** begin Material provided **

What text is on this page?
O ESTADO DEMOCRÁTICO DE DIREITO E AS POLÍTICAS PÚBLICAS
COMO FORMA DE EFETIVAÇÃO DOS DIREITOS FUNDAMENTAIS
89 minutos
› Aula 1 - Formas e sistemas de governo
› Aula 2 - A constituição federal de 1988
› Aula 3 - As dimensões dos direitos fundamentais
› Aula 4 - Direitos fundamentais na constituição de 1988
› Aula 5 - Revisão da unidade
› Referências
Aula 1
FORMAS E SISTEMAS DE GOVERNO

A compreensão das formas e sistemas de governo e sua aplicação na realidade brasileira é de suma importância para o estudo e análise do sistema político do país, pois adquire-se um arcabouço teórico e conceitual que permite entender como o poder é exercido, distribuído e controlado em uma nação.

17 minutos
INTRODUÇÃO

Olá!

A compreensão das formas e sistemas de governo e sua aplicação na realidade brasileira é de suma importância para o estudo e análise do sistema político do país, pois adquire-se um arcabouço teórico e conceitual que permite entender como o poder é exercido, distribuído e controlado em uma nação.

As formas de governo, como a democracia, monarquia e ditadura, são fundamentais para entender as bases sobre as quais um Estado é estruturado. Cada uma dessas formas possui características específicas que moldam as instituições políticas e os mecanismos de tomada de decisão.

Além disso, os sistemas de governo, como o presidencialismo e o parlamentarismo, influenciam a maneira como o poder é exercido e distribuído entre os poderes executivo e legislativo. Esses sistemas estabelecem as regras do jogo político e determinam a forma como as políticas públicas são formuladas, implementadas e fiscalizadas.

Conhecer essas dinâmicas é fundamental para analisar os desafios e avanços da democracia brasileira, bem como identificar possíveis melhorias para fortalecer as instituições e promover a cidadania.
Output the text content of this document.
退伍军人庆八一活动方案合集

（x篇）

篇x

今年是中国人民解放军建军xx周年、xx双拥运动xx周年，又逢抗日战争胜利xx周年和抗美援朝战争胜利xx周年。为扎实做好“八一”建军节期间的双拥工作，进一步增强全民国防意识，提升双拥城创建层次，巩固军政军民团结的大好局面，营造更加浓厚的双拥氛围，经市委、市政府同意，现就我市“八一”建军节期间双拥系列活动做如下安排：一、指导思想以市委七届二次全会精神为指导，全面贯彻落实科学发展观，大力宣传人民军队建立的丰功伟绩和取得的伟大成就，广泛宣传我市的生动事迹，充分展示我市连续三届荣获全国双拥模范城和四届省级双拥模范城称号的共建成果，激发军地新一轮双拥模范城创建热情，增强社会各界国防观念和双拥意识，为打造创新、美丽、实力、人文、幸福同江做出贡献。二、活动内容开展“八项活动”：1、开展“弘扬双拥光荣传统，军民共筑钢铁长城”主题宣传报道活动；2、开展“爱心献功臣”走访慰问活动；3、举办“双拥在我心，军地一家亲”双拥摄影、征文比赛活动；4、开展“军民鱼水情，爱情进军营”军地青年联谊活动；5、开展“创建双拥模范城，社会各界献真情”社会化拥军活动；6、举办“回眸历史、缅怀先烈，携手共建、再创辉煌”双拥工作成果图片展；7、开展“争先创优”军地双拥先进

** end Material provided **

■ Task:
Copy out the lines that hold "constituição".

■ Worked solution:
› Aula 2 - A constituição federal de 1988
› Aula 4 - Direitos fundamentais na constituição de 1988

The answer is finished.